[Stored entries]
━━━━━━━━━━

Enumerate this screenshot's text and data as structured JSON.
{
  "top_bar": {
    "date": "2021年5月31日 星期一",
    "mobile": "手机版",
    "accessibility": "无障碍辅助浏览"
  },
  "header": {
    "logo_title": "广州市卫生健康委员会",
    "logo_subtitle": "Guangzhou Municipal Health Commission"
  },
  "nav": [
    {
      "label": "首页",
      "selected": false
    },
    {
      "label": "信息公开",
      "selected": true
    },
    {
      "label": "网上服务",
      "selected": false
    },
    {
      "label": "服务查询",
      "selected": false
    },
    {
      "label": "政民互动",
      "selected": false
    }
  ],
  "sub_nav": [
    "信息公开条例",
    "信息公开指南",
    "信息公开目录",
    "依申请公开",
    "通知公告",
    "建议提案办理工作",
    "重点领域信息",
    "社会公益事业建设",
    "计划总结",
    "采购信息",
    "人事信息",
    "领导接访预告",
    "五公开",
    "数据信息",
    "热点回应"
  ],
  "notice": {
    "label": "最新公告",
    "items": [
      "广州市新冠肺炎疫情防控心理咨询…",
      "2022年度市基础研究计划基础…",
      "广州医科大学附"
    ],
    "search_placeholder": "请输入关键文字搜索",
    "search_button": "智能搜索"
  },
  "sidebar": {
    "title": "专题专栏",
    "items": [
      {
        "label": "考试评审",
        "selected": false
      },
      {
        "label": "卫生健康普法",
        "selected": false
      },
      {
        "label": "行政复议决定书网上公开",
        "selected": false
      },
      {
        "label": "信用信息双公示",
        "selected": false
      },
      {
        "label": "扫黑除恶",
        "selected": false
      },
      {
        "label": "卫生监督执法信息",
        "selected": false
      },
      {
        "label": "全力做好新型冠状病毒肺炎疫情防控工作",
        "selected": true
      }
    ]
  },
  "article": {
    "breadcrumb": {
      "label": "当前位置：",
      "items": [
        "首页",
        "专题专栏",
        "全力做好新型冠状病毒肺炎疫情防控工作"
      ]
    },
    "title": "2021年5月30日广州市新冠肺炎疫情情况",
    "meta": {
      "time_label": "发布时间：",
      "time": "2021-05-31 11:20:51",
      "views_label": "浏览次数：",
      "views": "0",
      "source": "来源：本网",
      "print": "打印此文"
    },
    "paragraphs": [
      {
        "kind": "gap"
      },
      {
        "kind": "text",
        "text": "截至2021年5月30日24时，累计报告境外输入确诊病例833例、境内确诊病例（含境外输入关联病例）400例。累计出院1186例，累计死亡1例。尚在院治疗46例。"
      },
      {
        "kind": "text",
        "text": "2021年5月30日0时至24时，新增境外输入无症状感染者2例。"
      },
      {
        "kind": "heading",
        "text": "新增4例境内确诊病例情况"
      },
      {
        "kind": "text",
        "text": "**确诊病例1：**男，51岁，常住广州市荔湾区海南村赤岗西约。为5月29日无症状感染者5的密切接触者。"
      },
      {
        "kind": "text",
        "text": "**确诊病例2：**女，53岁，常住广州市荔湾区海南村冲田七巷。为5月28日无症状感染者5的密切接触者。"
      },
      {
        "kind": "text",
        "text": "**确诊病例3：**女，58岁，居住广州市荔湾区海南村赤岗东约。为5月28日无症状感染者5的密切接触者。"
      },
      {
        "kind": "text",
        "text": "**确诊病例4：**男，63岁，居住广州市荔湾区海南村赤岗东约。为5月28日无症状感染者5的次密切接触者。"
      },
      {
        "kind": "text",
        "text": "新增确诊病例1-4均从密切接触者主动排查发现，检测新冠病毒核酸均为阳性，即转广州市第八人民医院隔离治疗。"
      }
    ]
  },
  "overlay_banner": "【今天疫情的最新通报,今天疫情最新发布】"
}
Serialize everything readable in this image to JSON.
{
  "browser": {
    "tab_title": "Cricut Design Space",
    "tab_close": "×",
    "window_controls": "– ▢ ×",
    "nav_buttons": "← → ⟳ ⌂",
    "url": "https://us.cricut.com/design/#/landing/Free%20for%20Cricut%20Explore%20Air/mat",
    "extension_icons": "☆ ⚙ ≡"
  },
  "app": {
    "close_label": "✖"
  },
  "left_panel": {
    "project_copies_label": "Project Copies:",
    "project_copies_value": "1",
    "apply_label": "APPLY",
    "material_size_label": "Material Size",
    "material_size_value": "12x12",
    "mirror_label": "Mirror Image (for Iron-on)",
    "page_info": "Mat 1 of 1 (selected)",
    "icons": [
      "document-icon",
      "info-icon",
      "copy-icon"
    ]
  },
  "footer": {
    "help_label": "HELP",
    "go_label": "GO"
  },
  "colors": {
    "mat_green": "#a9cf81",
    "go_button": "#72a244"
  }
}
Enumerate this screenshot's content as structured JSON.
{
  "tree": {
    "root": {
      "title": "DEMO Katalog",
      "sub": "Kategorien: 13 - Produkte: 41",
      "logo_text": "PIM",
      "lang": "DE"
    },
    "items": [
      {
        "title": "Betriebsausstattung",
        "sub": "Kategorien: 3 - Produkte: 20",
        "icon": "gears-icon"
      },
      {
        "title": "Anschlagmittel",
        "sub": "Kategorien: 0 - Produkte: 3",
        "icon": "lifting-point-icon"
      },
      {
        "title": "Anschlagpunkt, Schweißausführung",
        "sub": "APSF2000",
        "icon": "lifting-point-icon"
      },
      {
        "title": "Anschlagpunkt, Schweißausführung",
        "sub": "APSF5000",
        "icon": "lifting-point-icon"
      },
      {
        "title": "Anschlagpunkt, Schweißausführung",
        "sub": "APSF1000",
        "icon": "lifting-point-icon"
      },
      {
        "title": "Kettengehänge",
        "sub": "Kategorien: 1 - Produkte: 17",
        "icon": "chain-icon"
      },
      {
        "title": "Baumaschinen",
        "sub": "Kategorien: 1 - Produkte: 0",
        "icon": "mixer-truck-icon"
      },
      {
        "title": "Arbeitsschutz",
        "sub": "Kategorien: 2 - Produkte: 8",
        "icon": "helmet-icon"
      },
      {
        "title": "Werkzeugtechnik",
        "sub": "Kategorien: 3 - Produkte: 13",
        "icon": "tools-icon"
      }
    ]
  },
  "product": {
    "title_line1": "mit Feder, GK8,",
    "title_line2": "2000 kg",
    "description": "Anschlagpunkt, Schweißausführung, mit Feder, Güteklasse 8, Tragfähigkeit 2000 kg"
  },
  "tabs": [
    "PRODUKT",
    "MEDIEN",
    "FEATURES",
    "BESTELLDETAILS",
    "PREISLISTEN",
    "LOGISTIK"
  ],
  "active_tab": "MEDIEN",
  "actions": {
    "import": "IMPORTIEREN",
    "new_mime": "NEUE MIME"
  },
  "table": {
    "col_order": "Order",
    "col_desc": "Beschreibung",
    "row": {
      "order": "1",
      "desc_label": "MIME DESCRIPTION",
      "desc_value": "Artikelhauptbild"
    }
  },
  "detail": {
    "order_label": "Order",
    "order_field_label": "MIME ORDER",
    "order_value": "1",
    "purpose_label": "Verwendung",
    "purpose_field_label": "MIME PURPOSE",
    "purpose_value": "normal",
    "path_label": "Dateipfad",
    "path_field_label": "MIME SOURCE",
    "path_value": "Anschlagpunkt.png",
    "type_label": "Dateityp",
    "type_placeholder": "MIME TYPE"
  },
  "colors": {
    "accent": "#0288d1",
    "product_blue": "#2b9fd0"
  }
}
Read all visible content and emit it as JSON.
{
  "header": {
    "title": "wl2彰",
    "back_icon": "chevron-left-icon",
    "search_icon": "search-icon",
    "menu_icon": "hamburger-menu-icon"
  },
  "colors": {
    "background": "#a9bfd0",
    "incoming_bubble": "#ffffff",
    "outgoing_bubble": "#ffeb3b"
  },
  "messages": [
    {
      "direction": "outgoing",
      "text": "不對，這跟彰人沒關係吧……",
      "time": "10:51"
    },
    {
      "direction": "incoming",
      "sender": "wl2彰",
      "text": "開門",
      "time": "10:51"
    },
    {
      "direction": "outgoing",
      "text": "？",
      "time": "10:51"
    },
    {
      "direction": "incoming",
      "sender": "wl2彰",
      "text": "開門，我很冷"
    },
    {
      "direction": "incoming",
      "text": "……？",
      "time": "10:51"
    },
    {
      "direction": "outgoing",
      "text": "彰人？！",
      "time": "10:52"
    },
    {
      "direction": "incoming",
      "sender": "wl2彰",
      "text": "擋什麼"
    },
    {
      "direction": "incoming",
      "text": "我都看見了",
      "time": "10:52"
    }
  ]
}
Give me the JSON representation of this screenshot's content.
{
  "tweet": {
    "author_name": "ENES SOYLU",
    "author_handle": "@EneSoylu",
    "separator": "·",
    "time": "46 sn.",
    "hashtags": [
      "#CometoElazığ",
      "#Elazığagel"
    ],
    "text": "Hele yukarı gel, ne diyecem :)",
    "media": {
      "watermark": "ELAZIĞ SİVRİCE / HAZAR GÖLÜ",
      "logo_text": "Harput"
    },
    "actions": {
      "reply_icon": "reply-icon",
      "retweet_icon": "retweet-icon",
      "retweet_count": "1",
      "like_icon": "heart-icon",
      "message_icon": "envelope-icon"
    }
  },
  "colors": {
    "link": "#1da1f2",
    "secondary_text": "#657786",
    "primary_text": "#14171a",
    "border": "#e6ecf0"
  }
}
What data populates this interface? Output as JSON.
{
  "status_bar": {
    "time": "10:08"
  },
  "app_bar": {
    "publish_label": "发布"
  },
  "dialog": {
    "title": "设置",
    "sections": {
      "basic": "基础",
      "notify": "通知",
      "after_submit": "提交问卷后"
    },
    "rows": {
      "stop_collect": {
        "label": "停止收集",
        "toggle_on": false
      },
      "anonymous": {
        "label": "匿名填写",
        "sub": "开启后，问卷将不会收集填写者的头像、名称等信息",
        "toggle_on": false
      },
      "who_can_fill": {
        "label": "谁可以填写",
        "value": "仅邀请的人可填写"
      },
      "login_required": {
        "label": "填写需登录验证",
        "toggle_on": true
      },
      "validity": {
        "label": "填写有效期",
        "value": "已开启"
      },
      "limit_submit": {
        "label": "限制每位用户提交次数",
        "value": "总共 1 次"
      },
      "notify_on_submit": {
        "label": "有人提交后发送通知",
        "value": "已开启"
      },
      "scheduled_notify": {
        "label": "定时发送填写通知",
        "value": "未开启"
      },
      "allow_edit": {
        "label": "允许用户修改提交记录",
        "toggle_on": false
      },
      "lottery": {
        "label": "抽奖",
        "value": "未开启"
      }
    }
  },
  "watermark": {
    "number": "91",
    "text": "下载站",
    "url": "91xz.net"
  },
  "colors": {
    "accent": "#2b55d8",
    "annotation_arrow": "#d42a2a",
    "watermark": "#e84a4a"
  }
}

━━━━━━━━━━

● **PROBLEM TO SOLVE**
Extract all lines that hold the word "MIME".

● **EXERCISE OUTPUT**
    "new_mime": "NEUE MIME"
      "desc_label": "MIME DESCRIPTION",
    "order_field_label": "MIME ORDER",
    "purpose_field_label": "MIME PURPOSE",
    "path_field_label": "MIME SOURCE",
    "type_placeholder": "MIME TYPE"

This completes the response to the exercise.